--- start of Data provided ---

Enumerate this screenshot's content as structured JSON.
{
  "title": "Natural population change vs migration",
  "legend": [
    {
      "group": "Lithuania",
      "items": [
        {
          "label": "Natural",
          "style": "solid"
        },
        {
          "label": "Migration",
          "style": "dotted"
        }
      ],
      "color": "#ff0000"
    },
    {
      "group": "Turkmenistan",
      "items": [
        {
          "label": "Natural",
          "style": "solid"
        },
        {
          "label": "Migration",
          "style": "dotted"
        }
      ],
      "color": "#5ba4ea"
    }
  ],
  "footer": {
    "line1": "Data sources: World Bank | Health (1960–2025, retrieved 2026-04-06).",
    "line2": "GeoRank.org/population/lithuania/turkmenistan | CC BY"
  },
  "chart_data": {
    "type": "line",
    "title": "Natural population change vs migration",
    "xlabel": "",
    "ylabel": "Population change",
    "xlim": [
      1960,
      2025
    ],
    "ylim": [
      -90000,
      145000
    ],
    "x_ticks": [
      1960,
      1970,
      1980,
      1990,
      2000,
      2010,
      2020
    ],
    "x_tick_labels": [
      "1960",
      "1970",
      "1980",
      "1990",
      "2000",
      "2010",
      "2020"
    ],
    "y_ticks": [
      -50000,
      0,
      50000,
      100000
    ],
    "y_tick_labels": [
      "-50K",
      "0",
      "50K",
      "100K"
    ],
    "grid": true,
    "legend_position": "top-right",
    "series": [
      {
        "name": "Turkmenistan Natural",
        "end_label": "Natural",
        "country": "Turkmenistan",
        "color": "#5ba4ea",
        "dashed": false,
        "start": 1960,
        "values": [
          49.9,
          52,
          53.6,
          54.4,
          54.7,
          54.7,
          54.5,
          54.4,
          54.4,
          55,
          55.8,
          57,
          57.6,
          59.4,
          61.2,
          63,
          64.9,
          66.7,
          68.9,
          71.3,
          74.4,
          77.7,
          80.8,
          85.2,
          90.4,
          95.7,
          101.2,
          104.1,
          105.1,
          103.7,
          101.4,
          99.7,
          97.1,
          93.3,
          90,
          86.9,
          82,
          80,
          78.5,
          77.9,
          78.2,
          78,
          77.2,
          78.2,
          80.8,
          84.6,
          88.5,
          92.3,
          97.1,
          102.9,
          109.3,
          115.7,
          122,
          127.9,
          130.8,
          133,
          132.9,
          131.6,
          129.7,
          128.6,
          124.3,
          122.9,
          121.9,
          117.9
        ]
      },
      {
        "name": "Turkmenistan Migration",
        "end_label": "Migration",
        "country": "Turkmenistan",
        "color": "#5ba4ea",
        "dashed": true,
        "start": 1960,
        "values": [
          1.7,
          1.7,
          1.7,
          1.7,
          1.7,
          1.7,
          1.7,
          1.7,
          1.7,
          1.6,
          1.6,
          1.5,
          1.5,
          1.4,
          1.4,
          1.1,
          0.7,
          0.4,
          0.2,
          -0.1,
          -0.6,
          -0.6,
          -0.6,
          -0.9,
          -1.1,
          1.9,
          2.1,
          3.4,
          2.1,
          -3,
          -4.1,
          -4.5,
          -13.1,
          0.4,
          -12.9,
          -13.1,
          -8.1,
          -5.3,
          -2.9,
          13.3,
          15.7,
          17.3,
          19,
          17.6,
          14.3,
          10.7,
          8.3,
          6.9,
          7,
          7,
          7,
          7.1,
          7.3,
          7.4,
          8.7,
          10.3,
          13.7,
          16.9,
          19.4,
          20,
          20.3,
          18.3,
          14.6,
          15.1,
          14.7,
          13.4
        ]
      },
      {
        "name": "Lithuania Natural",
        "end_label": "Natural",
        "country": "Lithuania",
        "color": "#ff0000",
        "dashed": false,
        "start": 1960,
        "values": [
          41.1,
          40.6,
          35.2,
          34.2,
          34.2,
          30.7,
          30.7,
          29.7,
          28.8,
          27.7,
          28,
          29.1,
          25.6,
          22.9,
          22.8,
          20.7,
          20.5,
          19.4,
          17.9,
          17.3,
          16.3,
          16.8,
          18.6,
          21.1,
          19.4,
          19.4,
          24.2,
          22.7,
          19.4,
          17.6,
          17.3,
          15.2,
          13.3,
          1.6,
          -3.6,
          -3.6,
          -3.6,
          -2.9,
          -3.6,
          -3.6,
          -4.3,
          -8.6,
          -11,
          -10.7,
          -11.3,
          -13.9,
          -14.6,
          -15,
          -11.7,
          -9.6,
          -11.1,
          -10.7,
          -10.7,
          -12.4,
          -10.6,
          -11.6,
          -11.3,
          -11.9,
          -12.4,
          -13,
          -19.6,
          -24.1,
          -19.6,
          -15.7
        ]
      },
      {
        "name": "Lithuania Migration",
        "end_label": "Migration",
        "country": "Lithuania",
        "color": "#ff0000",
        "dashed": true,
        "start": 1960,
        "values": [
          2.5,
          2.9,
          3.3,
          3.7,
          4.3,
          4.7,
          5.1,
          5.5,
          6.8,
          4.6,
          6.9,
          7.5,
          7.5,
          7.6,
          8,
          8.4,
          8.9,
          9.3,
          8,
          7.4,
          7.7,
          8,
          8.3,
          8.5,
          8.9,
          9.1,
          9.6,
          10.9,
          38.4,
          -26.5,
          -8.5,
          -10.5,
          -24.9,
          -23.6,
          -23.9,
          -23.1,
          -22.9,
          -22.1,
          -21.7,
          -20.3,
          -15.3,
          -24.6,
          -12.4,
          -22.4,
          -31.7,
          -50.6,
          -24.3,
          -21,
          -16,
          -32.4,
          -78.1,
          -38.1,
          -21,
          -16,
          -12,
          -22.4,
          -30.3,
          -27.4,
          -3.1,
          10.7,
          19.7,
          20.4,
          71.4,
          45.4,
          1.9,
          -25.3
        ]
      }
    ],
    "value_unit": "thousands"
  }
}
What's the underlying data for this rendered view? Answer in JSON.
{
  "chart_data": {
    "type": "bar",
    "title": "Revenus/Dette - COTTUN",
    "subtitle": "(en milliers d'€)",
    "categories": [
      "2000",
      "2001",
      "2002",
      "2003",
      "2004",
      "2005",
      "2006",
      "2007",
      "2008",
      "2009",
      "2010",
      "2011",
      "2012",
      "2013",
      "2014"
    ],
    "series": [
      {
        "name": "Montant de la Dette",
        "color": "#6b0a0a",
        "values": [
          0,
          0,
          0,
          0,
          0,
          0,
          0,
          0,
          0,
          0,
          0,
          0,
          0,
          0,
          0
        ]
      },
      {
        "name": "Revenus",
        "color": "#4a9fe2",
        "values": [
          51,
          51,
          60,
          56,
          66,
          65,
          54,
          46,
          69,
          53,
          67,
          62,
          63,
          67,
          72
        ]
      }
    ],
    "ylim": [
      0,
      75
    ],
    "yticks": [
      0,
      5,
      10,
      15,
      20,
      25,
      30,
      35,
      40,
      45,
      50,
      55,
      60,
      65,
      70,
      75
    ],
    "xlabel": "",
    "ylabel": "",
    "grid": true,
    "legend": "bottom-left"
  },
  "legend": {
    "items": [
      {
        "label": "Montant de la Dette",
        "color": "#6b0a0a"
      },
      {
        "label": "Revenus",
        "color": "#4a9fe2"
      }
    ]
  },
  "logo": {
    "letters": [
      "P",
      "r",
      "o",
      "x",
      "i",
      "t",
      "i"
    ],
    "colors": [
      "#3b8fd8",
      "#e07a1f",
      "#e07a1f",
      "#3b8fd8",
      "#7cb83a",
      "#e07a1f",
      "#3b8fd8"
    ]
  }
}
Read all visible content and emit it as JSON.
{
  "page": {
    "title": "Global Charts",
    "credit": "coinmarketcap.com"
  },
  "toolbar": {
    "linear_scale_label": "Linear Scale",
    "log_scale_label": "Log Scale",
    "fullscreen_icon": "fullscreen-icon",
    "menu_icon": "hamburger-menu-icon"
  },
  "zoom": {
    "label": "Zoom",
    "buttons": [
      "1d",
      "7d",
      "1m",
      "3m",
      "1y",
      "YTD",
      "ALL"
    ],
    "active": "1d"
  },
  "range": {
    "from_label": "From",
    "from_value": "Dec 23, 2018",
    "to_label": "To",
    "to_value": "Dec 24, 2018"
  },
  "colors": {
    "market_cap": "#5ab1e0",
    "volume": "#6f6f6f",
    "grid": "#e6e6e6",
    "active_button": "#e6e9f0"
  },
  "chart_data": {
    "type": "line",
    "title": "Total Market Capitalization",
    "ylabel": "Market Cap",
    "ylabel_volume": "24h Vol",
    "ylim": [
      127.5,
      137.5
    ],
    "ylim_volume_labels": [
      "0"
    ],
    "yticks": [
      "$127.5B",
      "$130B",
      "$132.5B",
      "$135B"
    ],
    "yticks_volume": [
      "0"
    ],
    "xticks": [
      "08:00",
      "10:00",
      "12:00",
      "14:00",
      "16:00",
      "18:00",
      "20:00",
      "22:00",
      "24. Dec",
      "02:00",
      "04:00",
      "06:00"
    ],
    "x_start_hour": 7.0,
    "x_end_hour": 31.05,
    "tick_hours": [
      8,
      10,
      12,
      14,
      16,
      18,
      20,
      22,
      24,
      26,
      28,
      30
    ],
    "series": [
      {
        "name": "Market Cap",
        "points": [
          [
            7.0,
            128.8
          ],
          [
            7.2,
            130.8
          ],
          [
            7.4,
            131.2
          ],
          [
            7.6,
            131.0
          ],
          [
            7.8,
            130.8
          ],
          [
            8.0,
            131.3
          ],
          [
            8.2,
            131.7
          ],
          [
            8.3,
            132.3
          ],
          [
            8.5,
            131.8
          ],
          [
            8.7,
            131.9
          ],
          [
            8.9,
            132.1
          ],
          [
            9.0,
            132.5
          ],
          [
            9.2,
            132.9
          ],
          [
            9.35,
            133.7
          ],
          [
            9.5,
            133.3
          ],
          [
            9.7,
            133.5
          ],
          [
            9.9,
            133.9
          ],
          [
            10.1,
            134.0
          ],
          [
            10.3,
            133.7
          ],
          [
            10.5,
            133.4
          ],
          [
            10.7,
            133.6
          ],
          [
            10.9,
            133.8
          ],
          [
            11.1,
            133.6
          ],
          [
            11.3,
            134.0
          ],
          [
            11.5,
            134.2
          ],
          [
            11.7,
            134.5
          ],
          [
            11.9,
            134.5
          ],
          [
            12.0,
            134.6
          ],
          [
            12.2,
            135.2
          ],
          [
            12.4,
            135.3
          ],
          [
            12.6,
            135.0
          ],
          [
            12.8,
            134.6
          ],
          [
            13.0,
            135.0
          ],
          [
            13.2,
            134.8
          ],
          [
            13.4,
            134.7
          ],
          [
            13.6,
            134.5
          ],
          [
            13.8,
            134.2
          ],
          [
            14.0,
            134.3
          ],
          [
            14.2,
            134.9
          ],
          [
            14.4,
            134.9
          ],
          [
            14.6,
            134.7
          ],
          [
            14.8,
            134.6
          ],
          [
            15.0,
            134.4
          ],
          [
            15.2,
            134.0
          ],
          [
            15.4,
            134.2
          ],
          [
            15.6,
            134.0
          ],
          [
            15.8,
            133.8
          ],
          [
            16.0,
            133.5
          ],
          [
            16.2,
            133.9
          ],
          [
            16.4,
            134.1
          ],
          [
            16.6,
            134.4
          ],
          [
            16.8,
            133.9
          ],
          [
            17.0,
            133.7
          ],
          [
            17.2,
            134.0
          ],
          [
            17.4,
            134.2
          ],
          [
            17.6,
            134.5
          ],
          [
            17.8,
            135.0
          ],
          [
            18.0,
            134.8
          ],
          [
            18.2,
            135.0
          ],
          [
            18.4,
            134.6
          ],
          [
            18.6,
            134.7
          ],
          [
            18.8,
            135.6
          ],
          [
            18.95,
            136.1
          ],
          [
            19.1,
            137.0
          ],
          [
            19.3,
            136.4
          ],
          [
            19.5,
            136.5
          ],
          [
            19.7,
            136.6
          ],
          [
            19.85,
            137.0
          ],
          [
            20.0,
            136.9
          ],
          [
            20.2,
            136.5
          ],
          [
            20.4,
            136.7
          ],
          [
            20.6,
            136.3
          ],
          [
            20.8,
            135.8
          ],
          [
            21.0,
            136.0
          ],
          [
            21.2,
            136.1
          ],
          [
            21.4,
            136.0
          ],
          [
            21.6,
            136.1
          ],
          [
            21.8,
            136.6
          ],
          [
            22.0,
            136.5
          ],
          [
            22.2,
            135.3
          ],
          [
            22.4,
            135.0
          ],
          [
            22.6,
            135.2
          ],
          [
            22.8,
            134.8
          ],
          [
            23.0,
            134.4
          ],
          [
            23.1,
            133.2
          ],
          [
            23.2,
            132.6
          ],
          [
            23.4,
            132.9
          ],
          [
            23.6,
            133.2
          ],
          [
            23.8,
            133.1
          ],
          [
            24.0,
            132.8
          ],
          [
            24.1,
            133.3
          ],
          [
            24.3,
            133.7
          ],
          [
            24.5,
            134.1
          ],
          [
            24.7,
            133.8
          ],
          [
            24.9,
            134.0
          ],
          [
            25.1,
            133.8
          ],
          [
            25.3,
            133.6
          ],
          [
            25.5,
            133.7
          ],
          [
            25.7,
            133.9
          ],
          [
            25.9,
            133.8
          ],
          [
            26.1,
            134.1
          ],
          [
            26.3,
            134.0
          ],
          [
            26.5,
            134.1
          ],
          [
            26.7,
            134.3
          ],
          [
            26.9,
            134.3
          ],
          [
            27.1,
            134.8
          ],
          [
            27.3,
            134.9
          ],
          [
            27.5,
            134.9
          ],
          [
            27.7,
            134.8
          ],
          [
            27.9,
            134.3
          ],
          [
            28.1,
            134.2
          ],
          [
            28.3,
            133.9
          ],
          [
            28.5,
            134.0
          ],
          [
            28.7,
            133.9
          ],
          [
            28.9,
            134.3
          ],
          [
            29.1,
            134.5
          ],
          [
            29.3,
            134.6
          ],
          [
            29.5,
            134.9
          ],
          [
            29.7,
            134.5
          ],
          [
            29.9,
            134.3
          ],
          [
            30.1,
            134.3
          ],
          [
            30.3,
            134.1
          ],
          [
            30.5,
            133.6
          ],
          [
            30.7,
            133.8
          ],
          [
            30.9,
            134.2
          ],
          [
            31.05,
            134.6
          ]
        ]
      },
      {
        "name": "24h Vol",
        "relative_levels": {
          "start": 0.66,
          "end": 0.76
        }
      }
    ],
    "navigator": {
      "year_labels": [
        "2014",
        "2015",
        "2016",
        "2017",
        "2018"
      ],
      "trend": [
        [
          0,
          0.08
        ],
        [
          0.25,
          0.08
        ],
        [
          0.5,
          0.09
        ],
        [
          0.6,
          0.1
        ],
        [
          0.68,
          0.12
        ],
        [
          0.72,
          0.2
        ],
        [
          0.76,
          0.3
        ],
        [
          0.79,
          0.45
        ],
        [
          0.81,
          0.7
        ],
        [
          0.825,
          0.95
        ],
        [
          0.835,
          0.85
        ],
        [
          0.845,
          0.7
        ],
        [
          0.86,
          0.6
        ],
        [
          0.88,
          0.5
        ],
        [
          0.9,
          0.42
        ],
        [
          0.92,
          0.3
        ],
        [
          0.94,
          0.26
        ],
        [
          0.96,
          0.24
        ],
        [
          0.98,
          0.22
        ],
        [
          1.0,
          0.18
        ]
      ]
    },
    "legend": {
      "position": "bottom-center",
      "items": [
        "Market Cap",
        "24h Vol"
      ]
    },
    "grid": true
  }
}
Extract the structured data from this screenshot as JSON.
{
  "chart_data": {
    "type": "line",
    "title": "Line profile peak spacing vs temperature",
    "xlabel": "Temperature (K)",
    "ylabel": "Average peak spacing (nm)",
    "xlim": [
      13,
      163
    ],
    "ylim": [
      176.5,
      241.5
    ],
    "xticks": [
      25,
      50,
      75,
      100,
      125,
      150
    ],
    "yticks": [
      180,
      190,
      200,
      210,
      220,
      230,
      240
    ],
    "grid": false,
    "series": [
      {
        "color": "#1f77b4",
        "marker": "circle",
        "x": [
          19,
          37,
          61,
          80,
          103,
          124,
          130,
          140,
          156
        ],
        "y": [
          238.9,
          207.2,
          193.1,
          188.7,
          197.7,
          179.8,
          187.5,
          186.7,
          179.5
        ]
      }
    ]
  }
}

--- end of Data provided ---

(Written task): Copy every line from the records above that contains the word "Dette".

(Reply to the exercise):
    "title": "Revenus/Dette - COTTUN",
        "name": "Montant de la Dette",
        "label": "Montant de la Dette",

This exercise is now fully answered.